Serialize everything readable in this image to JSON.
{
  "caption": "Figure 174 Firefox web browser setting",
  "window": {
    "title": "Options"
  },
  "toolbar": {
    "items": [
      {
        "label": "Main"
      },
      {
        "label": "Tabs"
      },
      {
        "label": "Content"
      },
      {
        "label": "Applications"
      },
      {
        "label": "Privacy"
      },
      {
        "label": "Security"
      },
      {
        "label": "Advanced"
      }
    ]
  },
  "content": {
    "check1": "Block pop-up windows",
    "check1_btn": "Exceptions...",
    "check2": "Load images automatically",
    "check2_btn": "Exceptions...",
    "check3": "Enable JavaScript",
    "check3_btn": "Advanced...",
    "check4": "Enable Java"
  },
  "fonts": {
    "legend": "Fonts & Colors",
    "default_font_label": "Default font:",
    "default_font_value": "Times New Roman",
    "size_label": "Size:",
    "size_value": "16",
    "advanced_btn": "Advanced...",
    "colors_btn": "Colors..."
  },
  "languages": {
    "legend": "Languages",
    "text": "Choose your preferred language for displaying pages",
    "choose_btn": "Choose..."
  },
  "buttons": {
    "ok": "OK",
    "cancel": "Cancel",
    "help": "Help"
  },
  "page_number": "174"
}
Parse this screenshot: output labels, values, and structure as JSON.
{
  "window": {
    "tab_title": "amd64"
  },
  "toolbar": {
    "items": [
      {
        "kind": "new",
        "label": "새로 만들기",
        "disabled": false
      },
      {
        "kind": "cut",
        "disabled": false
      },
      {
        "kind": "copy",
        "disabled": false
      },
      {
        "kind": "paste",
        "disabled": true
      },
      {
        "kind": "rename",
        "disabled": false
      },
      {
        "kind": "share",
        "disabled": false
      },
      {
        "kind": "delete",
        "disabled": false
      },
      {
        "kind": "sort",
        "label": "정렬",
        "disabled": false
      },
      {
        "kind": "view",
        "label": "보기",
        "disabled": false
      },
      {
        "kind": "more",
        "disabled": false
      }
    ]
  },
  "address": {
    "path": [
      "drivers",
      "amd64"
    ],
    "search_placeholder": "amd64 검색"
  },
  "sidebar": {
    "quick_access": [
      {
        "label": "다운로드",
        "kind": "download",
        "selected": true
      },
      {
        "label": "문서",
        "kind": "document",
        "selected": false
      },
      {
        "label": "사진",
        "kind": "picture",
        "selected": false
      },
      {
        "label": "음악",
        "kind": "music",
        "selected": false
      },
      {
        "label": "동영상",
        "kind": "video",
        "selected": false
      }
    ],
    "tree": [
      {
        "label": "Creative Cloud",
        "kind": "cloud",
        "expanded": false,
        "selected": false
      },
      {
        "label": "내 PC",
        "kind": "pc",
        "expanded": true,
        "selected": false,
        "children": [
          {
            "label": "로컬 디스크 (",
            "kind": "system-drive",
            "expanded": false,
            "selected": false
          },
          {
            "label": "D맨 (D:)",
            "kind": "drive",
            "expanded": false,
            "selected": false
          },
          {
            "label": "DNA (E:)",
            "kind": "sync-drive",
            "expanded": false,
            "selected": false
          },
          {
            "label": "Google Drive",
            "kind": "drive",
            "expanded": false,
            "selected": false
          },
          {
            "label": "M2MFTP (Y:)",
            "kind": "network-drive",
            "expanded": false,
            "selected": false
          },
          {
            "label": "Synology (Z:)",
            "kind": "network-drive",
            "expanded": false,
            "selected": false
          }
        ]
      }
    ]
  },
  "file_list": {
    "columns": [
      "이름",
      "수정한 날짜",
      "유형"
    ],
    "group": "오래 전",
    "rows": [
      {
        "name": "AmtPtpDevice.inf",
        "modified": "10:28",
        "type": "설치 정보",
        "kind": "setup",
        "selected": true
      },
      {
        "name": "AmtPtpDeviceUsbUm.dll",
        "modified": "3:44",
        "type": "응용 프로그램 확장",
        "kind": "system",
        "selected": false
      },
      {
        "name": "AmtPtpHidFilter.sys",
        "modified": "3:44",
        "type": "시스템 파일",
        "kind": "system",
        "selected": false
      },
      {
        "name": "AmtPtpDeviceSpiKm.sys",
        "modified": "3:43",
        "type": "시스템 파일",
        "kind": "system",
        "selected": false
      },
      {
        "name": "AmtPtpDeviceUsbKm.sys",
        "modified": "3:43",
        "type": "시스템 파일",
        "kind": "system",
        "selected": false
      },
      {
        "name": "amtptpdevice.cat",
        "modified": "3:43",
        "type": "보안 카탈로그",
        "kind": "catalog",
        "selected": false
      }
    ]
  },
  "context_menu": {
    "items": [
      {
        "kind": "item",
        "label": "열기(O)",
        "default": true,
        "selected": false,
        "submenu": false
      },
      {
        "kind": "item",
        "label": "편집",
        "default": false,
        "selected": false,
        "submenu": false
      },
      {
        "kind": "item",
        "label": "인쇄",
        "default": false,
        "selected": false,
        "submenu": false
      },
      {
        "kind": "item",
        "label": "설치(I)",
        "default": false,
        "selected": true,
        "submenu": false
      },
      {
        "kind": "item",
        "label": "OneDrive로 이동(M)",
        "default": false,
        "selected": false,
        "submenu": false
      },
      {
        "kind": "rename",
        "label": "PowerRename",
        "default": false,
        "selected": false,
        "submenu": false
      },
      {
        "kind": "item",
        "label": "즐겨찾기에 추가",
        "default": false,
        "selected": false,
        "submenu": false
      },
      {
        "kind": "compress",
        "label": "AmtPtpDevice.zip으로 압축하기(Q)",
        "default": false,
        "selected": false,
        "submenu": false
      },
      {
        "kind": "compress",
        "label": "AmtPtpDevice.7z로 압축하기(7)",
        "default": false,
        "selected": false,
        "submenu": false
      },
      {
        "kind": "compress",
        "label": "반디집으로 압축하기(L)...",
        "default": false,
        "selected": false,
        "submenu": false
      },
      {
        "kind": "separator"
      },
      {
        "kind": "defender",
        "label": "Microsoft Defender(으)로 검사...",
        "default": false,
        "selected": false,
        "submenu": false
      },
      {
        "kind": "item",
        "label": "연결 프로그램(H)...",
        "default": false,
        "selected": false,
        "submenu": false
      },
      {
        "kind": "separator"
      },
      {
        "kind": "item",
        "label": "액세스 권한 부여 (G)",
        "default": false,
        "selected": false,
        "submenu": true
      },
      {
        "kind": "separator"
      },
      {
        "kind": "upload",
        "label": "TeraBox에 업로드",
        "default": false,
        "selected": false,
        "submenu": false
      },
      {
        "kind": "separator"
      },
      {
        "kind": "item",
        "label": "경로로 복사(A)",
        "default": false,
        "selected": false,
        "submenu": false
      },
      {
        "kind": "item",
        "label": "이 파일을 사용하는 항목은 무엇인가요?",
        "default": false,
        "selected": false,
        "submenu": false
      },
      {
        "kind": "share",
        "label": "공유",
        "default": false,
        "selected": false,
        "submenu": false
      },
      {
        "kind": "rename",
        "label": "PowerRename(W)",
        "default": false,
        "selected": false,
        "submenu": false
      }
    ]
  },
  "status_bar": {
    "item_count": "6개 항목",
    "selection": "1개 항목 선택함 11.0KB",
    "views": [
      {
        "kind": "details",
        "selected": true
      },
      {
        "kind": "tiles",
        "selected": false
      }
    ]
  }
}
* * *
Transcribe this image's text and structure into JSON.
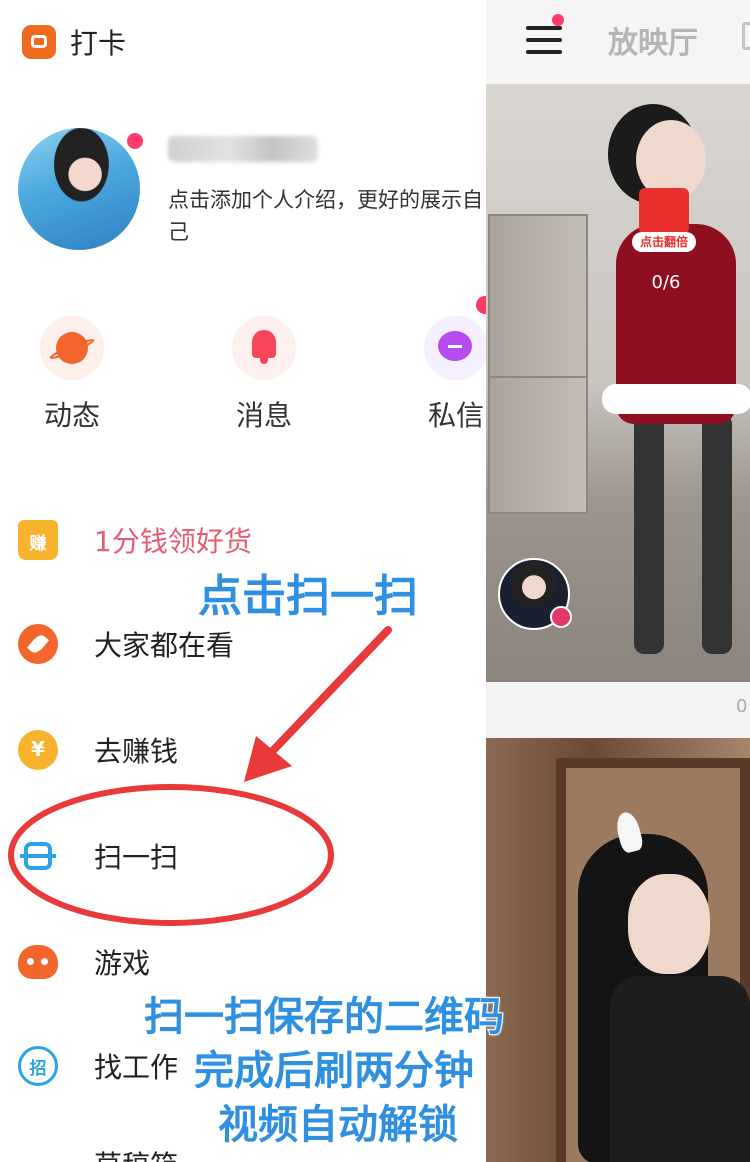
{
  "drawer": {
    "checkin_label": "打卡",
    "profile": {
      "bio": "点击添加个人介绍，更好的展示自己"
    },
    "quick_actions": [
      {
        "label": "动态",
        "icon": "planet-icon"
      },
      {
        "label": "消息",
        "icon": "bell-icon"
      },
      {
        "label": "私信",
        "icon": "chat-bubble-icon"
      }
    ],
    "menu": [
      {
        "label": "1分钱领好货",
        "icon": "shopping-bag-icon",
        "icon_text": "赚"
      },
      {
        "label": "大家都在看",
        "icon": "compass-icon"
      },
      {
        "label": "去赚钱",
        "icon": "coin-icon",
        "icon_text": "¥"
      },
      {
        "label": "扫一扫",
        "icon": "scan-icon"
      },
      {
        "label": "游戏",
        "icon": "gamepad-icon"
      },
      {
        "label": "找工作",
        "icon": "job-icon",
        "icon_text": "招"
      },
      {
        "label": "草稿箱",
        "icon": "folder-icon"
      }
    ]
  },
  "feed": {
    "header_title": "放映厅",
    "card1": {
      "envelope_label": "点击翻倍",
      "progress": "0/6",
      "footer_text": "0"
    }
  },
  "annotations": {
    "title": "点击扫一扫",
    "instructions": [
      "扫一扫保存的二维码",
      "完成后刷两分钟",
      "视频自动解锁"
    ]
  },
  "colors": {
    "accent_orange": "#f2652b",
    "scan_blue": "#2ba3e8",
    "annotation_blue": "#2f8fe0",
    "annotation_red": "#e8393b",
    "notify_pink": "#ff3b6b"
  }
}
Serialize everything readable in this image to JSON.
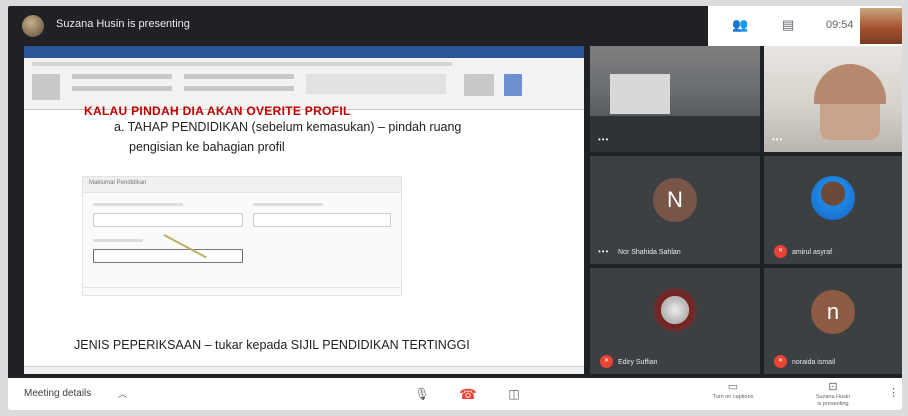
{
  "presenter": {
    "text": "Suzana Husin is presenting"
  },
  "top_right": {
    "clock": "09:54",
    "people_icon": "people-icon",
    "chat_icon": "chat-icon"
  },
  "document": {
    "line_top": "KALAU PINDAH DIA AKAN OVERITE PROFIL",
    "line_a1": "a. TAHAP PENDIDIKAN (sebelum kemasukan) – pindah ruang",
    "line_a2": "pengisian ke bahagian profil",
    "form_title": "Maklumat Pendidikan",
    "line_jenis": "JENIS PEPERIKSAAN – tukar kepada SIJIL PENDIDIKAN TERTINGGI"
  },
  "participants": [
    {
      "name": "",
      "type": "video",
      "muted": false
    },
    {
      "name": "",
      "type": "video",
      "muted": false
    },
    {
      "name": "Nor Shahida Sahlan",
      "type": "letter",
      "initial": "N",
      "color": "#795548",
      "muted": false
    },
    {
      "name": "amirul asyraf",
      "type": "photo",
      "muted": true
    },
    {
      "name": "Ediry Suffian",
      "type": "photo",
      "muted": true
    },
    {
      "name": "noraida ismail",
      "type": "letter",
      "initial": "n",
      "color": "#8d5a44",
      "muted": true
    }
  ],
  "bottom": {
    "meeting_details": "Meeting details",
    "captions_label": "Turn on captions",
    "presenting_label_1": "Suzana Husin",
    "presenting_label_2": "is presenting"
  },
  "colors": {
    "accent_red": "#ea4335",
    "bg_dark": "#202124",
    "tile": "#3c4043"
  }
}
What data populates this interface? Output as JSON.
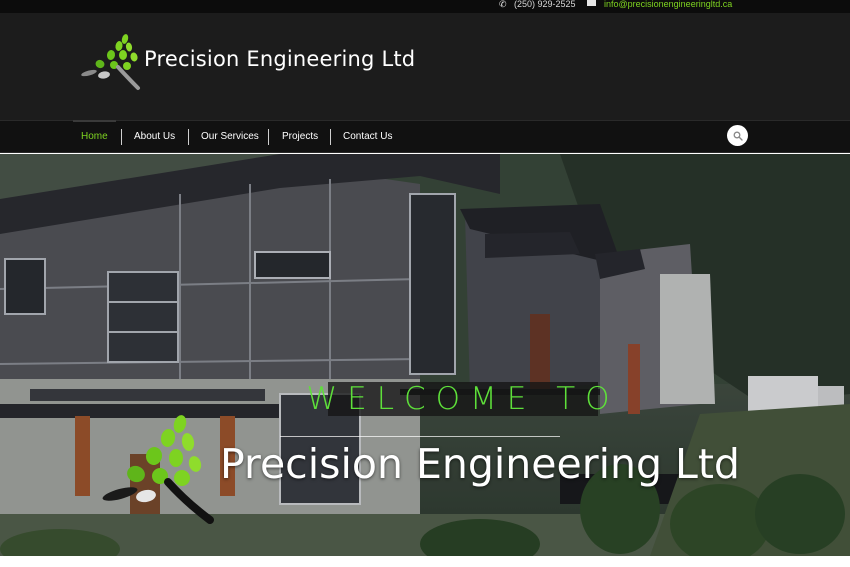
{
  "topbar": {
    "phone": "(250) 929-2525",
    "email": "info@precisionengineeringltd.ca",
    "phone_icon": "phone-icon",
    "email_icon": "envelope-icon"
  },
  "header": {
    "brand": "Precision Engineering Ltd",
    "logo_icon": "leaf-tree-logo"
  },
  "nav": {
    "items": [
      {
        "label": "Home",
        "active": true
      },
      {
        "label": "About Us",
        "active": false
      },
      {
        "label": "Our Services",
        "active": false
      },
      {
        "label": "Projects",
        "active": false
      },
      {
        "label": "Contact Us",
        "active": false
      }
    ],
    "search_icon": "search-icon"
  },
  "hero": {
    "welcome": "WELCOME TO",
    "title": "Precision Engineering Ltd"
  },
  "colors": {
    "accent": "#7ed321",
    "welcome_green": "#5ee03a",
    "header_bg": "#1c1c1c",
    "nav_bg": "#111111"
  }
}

- Prompt -
Review the preceding data and report every line that includes the string "legend".

- Exercise output -
    "legend": "Fonts & Colors",
    "legend": "Languages",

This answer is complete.